[START OF GIVEN INFORMATION]

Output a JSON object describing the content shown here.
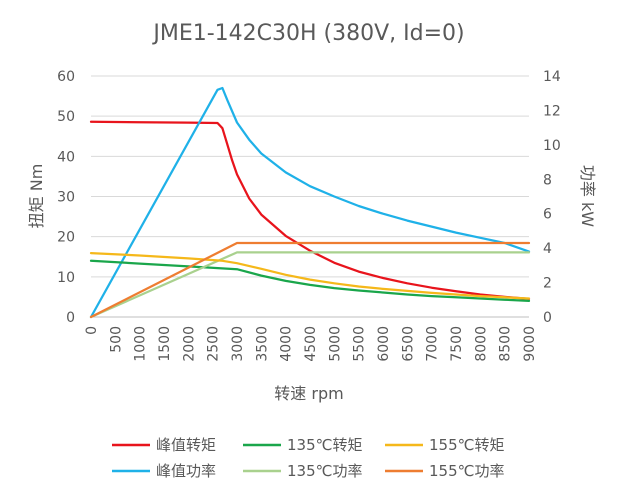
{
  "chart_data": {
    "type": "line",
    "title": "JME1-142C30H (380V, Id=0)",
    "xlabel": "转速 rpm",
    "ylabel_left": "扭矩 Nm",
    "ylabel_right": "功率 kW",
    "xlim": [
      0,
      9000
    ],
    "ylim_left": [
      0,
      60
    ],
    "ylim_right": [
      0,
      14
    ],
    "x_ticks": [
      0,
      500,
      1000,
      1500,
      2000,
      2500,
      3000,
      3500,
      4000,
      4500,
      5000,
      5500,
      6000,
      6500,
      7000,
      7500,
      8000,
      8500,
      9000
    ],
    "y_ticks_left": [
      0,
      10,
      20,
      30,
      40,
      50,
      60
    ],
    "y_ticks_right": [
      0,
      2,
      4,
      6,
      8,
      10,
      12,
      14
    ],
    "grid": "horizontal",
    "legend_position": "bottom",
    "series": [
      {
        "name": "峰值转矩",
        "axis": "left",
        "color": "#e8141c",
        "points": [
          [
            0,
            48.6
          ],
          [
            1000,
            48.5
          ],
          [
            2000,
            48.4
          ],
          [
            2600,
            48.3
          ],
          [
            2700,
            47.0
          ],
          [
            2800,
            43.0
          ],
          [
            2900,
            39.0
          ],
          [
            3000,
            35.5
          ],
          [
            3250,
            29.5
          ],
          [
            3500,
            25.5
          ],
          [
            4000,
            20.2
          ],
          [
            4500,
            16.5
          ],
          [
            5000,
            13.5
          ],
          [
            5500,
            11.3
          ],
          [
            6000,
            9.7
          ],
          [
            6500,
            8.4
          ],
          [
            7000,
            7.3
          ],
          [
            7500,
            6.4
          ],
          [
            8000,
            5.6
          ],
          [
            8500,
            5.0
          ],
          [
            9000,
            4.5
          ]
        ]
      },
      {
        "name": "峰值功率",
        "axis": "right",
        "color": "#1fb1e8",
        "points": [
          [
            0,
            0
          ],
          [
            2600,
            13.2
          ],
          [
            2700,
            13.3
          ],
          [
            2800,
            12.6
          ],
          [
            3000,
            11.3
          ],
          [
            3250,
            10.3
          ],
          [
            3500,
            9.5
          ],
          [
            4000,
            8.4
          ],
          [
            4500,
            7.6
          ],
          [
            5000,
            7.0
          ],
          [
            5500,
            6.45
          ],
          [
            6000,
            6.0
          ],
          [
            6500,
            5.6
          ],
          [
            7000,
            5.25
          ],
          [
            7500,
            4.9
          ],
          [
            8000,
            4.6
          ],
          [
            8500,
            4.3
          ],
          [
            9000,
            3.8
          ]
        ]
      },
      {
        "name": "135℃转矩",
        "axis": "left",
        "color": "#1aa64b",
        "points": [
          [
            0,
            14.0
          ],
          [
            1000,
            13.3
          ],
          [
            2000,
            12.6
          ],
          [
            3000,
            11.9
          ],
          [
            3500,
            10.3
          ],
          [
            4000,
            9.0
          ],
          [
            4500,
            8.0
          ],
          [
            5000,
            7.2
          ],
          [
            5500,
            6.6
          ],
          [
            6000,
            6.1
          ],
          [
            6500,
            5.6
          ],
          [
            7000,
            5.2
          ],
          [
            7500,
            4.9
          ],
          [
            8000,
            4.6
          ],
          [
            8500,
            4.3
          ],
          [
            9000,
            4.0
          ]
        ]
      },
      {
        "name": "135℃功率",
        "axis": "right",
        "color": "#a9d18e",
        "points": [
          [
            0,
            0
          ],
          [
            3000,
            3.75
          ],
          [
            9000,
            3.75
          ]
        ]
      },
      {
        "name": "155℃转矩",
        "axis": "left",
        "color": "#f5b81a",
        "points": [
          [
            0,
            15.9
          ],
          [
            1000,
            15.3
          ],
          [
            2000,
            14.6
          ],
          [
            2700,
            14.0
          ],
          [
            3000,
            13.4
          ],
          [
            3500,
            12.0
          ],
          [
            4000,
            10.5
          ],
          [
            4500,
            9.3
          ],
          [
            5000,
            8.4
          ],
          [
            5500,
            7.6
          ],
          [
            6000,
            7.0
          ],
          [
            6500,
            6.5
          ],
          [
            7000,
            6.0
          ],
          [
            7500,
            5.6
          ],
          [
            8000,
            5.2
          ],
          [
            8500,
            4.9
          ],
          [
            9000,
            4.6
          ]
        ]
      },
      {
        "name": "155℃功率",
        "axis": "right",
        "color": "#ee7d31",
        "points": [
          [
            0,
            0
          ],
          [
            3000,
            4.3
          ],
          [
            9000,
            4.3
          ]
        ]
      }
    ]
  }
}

[END OF GIVEN INFORMATION]
[START OF GIVEN INFORMATION]

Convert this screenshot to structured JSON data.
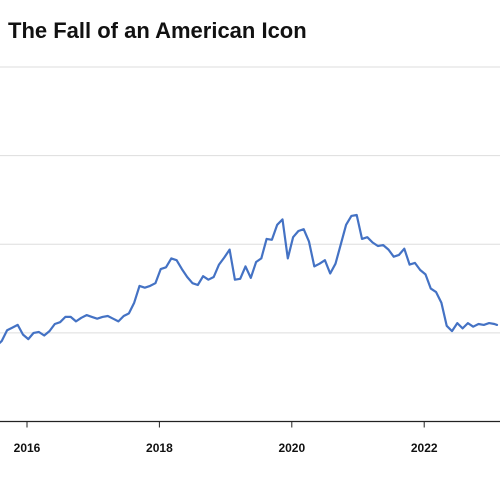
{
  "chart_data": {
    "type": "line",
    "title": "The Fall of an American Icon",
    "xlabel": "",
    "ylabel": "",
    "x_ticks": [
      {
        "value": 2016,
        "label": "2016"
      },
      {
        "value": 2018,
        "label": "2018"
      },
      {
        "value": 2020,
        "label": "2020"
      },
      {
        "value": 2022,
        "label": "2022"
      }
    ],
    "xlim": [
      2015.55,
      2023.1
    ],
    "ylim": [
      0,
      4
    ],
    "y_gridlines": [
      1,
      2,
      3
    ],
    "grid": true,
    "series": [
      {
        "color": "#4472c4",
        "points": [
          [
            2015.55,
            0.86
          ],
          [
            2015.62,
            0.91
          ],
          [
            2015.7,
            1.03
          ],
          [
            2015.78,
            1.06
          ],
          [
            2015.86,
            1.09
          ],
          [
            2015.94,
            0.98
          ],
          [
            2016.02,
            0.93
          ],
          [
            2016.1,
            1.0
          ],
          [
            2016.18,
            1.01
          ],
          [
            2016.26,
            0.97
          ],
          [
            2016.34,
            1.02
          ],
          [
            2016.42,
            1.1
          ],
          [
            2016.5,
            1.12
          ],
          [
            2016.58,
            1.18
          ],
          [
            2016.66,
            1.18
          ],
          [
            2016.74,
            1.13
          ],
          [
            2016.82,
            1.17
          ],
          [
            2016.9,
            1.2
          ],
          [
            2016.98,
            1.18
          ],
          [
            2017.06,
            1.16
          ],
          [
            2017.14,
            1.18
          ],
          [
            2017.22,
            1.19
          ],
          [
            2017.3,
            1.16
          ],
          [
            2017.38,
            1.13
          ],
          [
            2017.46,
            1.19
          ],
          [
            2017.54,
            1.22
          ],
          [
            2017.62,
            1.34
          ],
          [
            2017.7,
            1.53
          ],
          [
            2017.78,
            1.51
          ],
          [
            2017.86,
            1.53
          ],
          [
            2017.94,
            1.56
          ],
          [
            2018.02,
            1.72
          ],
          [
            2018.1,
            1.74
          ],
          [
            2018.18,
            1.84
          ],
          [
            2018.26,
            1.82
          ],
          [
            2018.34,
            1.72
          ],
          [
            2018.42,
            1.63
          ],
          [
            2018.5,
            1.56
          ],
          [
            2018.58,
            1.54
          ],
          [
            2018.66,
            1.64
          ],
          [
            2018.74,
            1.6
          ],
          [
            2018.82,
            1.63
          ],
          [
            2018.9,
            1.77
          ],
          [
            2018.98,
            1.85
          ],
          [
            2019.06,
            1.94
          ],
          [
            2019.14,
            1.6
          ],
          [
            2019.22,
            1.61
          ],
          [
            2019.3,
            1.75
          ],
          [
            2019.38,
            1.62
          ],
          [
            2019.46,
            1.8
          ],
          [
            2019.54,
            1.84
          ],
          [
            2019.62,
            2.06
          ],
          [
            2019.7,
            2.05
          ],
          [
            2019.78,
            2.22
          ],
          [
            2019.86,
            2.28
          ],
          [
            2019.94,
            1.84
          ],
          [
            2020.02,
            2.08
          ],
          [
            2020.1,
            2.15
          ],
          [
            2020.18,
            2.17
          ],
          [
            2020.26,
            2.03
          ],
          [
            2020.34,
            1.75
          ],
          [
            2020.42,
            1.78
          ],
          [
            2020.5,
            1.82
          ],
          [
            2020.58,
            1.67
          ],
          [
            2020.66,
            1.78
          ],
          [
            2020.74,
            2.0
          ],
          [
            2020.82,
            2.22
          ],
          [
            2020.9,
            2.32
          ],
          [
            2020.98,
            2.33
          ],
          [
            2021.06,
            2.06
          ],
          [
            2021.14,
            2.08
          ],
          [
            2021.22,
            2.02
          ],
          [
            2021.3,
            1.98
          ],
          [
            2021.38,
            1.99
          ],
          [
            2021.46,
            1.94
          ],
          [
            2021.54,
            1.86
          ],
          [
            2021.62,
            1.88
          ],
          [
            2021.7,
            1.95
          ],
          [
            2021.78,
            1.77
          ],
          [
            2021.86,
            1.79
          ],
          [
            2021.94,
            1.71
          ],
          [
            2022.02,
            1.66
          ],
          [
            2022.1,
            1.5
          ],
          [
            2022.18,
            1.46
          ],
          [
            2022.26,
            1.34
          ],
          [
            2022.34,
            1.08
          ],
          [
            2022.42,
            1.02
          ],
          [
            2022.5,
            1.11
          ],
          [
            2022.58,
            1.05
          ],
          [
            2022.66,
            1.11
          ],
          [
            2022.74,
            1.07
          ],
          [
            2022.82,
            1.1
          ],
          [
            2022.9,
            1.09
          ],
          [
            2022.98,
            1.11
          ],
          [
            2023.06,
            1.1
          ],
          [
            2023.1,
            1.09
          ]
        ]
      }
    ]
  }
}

[END OF GIVEN INFORMATION]

TASK REQUIREMENTS: Collect each line holding the string "value".

SOLUTION FOR THIS EXERCISE:
        "value": 2016,
        "value": 2018,
        "value": 2020,
        "value": 2022,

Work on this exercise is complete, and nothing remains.